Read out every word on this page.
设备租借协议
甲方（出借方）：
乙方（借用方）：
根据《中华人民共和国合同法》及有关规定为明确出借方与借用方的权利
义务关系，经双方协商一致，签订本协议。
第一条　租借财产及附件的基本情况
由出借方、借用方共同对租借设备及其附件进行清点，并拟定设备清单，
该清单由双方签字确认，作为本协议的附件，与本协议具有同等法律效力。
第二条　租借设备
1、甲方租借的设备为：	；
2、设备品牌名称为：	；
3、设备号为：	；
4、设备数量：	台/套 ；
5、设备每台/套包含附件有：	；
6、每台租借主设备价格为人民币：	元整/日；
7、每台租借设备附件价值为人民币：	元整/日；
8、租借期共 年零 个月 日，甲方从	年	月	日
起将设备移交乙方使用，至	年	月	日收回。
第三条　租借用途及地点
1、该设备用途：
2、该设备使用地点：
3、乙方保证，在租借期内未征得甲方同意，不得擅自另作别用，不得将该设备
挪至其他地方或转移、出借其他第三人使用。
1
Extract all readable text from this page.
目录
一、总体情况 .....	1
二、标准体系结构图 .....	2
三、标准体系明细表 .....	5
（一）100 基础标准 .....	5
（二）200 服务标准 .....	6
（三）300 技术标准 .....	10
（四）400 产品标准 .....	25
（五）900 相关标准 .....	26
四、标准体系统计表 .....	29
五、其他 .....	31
● ● ● ●
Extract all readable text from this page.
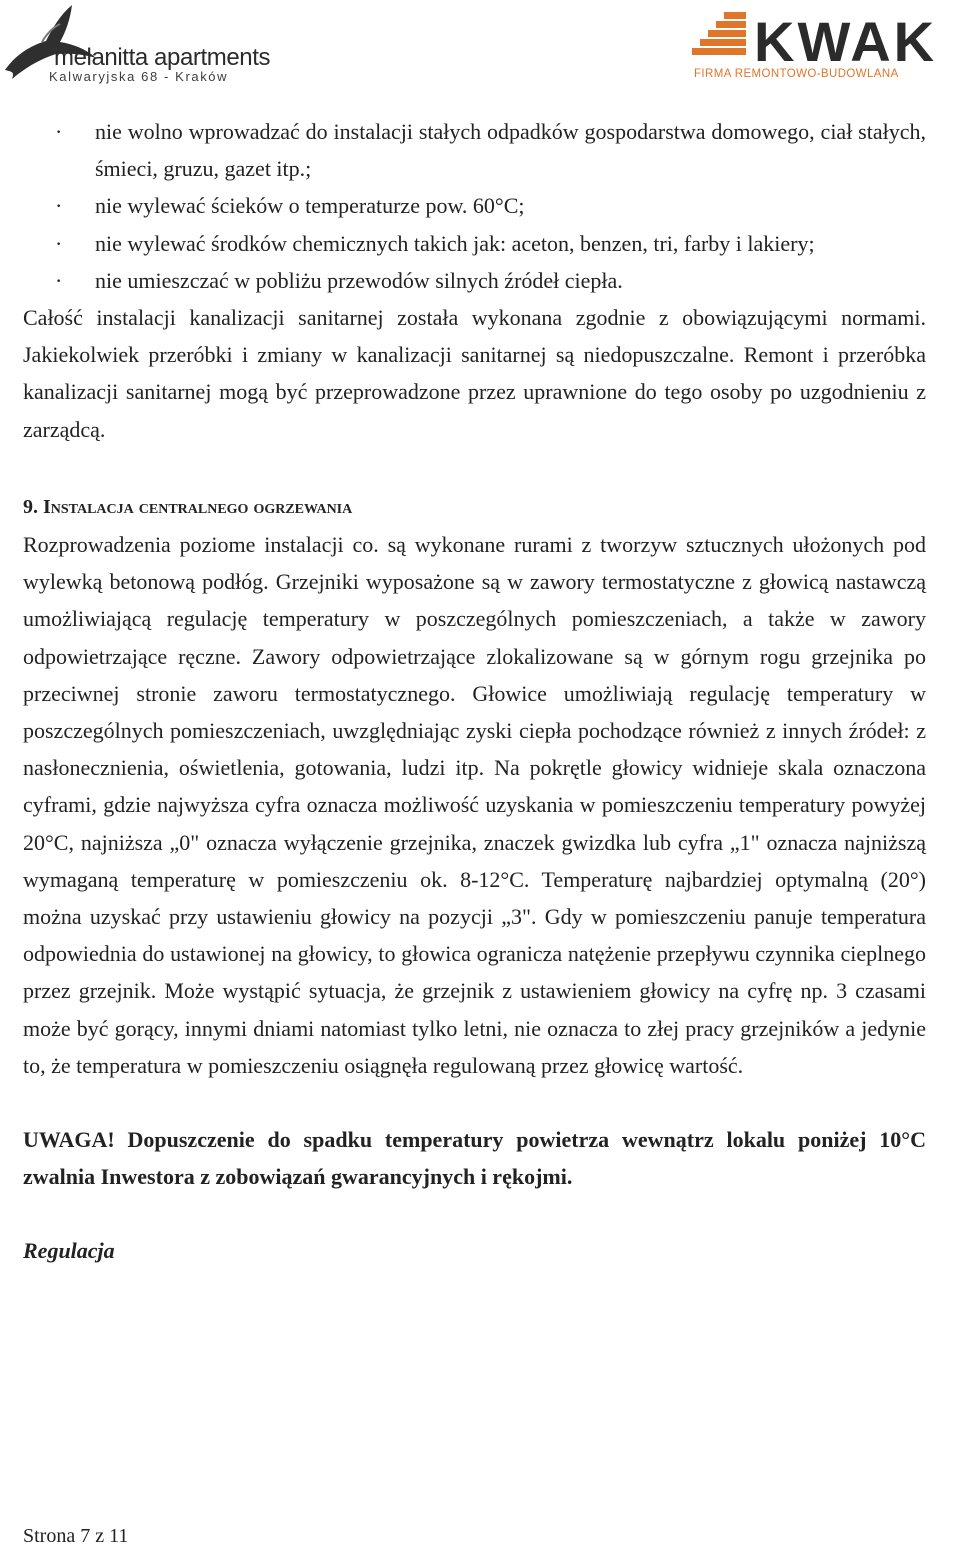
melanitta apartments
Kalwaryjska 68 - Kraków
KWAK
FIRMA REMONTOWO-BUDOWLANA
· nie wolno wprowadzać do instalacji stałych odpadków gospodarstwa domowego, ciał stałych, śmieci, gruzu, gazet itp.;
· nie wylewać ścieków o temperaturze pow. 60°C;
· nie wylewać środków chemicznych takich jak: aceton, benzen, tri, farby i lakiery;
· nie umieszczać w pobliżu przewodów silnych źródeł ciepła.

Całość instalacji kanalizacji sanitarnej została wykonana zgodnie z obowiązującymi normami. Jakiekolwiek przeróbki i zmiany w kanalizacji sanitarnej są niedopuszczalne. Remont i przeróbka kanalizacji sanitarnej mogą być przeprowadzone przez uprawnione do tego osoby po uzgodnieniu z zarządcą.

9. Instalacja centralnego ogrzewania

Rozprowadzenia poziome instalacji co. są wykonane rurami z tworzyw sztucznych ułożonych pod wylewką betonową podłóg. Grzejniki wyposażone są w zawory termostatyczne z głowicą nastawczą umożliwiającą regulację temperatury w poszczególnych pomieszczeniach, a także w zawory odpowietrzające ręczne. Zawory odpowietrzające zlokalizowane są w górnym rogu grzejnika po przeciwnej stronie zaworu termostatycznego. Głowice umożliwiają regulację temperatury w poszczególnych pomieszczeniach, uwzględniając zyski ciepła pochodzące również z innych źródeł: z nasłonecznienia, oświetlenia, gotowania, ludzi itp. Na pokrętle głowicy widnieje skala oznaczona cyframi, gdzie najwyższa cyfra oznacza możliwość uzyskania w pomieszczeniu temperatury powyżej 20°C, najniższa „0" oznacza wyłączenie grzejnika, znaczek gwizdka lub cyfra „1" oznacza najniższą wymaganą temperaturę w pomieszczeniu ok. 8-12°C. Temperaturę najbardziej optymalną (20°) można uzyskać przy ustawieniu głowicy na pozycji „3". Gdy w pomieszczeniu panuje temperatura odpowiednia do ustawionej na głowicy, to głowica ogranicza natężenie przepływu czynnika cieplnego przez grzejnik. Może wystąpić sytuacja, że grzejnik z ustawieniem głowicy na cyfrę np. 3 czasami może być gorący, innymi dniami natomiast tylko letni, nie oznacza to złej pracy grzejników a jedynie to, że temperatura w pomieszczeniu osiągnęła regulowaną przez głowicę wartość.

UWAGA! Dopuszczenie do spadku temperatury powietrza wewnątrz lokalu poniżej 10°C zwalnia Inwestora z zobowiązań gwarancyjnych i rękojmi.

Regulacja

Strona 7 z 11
● ● ● ●
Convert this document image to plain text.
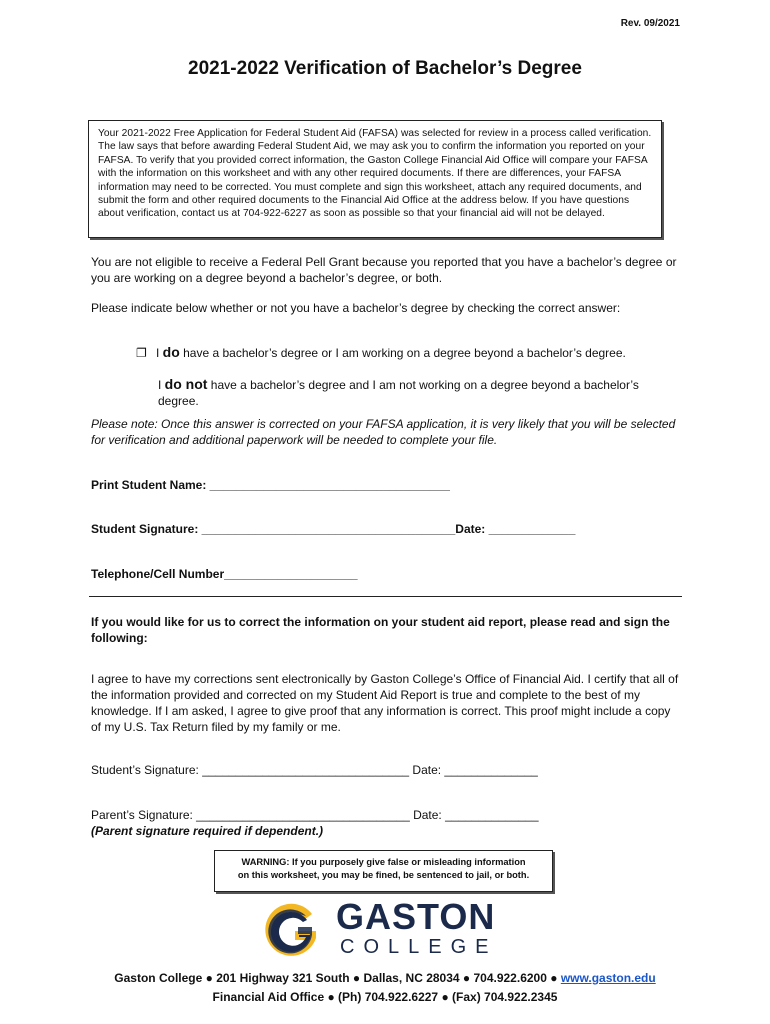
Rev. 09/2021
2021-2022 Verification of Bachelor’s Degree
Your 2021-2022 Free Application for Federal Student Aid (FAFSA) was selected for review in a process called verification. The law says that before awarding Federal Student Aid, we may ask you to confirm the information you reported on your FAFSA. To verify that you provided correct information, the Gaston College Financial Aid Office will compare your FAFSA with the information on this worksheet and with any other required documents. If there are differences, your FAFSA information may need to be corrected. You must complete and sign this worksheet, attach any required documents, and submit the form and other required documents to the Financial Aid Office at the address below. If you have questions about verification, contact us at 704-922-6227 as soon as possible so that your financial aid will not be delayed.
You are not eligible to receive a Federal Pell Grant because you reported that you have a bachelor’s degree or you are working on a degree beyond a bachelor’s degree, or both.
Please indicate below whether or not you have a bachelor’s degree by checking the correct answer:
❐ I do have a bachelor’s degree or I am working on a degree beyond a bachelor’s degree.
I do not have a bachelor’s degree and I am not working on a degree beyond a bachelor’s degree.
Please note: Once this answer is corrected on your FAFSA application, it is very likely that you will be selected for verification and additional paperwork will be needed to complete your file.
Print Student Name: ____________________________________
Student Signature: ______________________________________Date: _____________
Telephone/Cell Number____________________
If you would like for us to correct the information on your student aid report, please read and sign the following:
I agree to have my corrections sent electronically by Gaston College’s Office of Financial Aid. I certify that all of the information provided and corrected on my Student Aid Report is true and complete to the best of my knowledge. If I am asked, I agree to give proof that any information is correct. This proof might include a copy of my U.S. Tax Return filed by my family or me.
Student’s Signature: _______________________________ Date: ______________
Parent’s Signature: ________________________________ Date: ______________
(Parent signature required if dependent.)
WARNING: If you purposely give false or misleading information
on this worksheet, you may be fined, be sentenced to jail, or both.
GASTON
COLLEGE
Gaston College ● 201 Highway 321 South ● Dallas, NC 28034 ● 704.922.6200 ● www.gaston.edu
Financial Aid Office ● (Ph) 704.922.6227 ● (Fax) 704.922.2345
● ● ● ●
■ WHAT THE TASK REQUIRES
Report all lines of the material that contain the word "below".

■ CORRECT RESPONSE
Your 2021-2022 Free Application for Federal Student Aid (FAFSA) was selected for review in a process called verification. The law says that before awarding Federal Student Aid, we may ask you to confirm the information you reported on your FAFSA. To verify that you provided correct information, the Gaston College Financial Aid Office will compare your FAFSA with the information on this worksheet and with any other required documents. If there are differences, your FAFSA information may need to be corrected. You must complete and sign this worksheet, attach any required documents, and submit the form and other required documents to the Financial Aid Office at the address below. If you have questions about verification, contact us at 704-922-6227 as soon as possible so that your financial aid will not be delayed.
Please indicate below whether or not you have a bachelor’s degree by checking the correct answer:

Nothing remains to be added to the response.